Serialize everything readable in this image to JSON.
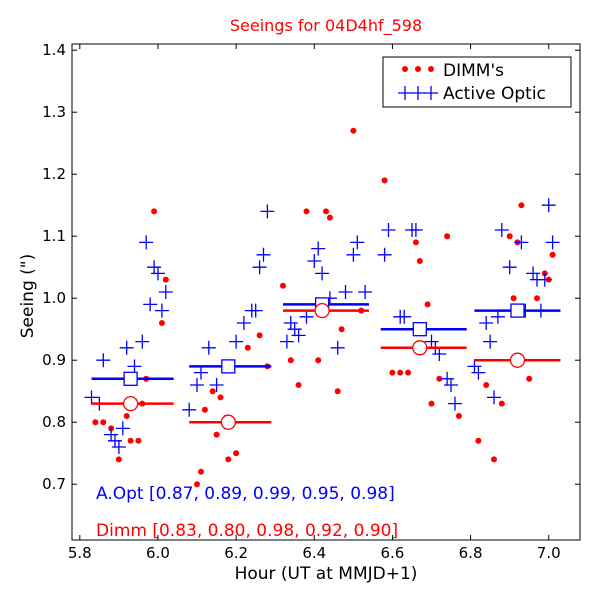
{
  "chart_data": {
    "type": "scatter",
    "title": "Seeings for 04D4hf_598",
    "xlabel": "Hour (UT at MMJD+1)",
    "ylabel": "Seeing (\")",
    "xlim": [
      5.78,
      7.08
    ],
    "ylim": [
      0.61,
      1.41
    ],
    "xticks": [
      {
        "value": 5.8,
        "label": "5.8"
      },
      {
        "value": 6.0,
        "label": "6.0"
      },
      {
        "value": 6.2,
        "label": "6.2"
      },
      {
        "value": 6.4,
        "label": "6.4"
      },
      {
        "value": 6.6,
        "label": "6.6"
      },
      {
        "value": 6.8,
        "label": "6.8"
      },
      {
        "value": 7.0,
        "label": "7.0"
      }
    ],
    "yticks": [
      {
        "value": 0.7,
        "label": "0.7"
      },
      {
        "value": 0.8,
        "label": "0.8"
      },
      {
        "value": 0.9,
        "label": "0.9"
      },
      {
        "value": 1.0,
        "label": "1.0"
      },
      {
        "value": 1.1,
        "label": "1.1"
      },
      {
        "value": 1.2,
        "label": "1.2"
      },
      {
        "value": 1.3,
        "label": "1.3"
      },
      {
        "value": 1.4,
        "label": "1.4"
      }
    ],
    "legend_position": "top-right",
    "colors": {
      "dimm": "#ff0000",
      "aopt": "#0000ff",
      "title": "#ff0000",
      "axis": "#000000"
    },
    "series": [
      {
        "name": "DIMM's",
        "marker": "dot",
        "color": "#ff0000",
        "points": [
          [
            5.84,
            0.8
          ],
          [
            5.86,
            0.8
          ],
          [
            5.88,
            0.79
          ],
          [
            5.9,
            0.74
          ],
          [
            5.92,
            0.81
          ],
          [
            5.93,
            0.77
          ],
          [
            5.95,
            0.77
          ],
          [
            5.96,
            0.83
          ],
          [
            5.97,
            0.87
          ],
          [
            5.99,
            1.14
          ],
          [
            6.01,
            0.96
          ],
          [
            6.02,
            1.03
          ],
          [
            6.1,
            0.7
          ],
          [
            6.11,
            0.72
          ],
          [
            6.12,
            0.82
          ],
          [
            6.14,
            0.85
          ],
          [
            6.15,
            0.78
          ],
          [
            6.16,
            0.84
          ],
          [
            6.18,
            0.74
          ],
          [
            6.2,
            0.75
          ],
          [
            6.23,
            0.92
          ],
          [
            6.26,
            0.94
          ],
          [
            6.28,
            0.89
          ],
          [
            6.32,
            1.02
          ],
          [
            6.34,
            0.9
          ],
          [
            6.36,
            0.86
          ],
          [
            6.38,
            1.14
          ],
          [
            6.41,
            0.9
          ],
          [
            6.43,
            1.14
          ],
          [
            6.44,
            1.13
          ],
          [
            6.46,
            0.85
          ],
          [
            6.47,
            0.95
          ],
          [
            6.5,
            1.27
          ],
          [
            6.52,
            0.98
          ],
          [
            6.58,
            1.19
          ],
          [
            6.6,
            0.88
          ],
          [
            6.62,
            0.88
          ],
          [
            6.64,
            0.88
          ],
          [
            6.66,
            1.09
          ],
          [
            6.67,
            1.06
          ],
          [
            6.69,
            0.99
          ],
          [
            6.7,
            0.83
          ],
          [
            6.72,
            0.87
          ],
          [
            6.74,
            1.1
          ],
          [
            6.77,
            0.81
          ],
          [
            6.82,
            0.77
          ],
          [
            6.84,
            0.86
          ],
          [
            6.86,
            0.74
          ],
          [
            6.88,
            0.83
          ],
          [
            6.9,
            1.1
          ],
          [
            6.91,
            1.0
          ],
          [
            6.92,
            1.09
          ],
          [
            6.93,
            1.15
          ],
          [
            6.95,
            0.87
          ],
          [
            6.97,
            1.0
          ],
          [
            6.99,
            1.04
          ],
          [
            7.0,
            1.03
          ],
          [
            7.01,
            1.07
          ]
        ]
      },
      {
        "name": "Active Optic",
        "marker": "plus",
        "color": "#0000ff",
        "points": [
          [
            5.83,
            0.84
          ],
          [
            5.85,
            0.83
          ],
          [
            5.86,
            0.9
          ],
          [
            5.88,
            0.78
          ],
          [
            5.89,
            0.77
          ],
          [
            5.9,
            0.76
          ],
          [
            5.91,
            0.79
          ],
          [
            5.92,
            0.92
          ],
          [
            5.94,
            0.89
          ],
          [
            5.96,
            0.93
          ],
          [
            5.97,
            1.09
          ],
          [
            5.98,
            0.99
          ],
          [
            5.99,
            1.05
          ],
          [
            6.0,
            1.04
          ],
          [
            6.01,
            0.98
          ],
          [
            6.02,
            1.01
          ],
          [
            6.08,
            0.82
          ],
          [
            6.1,
            0.86
          ],
          [
            6.11,
            0.88
          ],
          [
            6.13,
            0.92
          ],
          [
            6.15,
            0.86
          ],
          [
            6.17,
            0.8
          ],
          [
            6.18,
            0.89
          ],
          [
            6.2,
            0.93
          ],
          [
            6.22,
            0.96
          ],
          [
            6.24,
            0.98
          ],
          [
            6.25,
            0.98
          ],
          [
            6.26,
            1.05
          ],
          [
            6.27,
            1.07
          ],
          [
            6.28,
            1.14
          ],
          [
            6.33,
            0.93
          ],
          [
            6.34,
            0.96
          ],
          [
            6.35,
            0.95
          ],
          [
            6.36,
            0.94
          ],
          [
            6.38,
            0.97
          ],
          [
            6.4,
            1.06
          ],
          [
            6.41,
            1.08
          ],
          [
            6.42,
            1.04
          ],
          [
            6.44,
            1.0
          ],
          [
            6.46,
            0.92
          ],
          [
            6.48,
            1.01
          ],
          [
            6.5,
            1.07
          ],
          [
            6.51,
            1.09
          ],
          [
            6.53,
            1.01
          ],
          [
            6.58,
            1.07
          ],
          [
            6.59,
            1.11
          ],
          [
            6.62,
            0.97
          ],
          [
            6.63,
            0.97
          ],
          [
            6.65,
            1.11
          ],
          [
            6.66,
            1.11
          ],
          [
            6.68,
            0.95
          ],
          [
            6.7,
            0.93
          ],
          [
            6.71,
            0.92
          ],
          [
            6.72,
            0.91
          ],
          [
            6.74,
            0.87
          ],
          [
            6.75,
            0.86
          ],
          [
            6.76,
            0.83
          ],
          [
            6.81,
            0.89
          ],
          [
            6.82,
            0.88
          ],
          [
            6.84,
            0.96
          ],
          [
            6.85,
            0.93
          ],
          [
            6.86,
            0.84
          ],
          [
            6.87,
            0.97
          ],
          [
            6.88,
            1.11
          ],
          [
            6.9,
            1.05
          ],
          [
            6.91,
            0.98
          ],
          [
            6.93,
            1.09
          ],
          [
            6.94,
            0.98
          ],
          [
            6.96,
            1.04
          ],
          [
            6.97,
            1.03
          ],
          [
            6.98,
            0.98
          ],
          [
            6.99,
            1.03
          ],
          [
            7.0,
            1.15
          ],
          [
            7.01,
            1.09
          ]
        ]
      }
    ],
    "bins": [
      {
        "x_start": 5.83,
        "x_end": 6.04,
        "center": 5.93,
        "aopt_mean": 0.87,
        "dimm_mean": 0.83
      },
      {
        "x_start": 6.08,
        "x_end": 6.29,
        "center": 6.18,
        "aopt_mean": 0.89,
        "dimm_mean": 0.8
      },
      {
        "x_start": 6.32,
        "x_end": 6.54,
        "center": 6.42,
        "aopt_mean": 0.99,
        "dimm_mean": 0.98
      },
      {
        "x_start": 6.57,
        "x_end": 6.79,
        "center": 6.67,
        "aopt_mean": 0.95,
        "dimm_mean": 0.92
      },
      {
        "x_start": 6.81,
        "x_end": 7.03,
        "center": 6.92,
        "aopt_mean": 0.98,
        "dimm_mean": 0.9
      }
    ],
    "annotations": [
      {
        "key": "aopt",
        "text": "A.Opt [0.87, 0.89, 0.99, 0.95, 0.98]",
        "color": "#0000ff"
      },
      {
        "key": "dimm",
        "text": "Dimm [0.83, 0.80, 0.98, 0.92, 0.90]",
        "color": "#ff0000"
      }
    ]
  }
}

******

## [EXERCISE PROMPT]
Show, from the material above, each line that includes the string "text".

## [ANSWER BELOW]
        "text": "A.Opt [0.87, 0.89, 0.99, 0.95, 0.98]",
        "text": "Dimm [0.83, 0.80, 0.98, 0.92, 0.90]",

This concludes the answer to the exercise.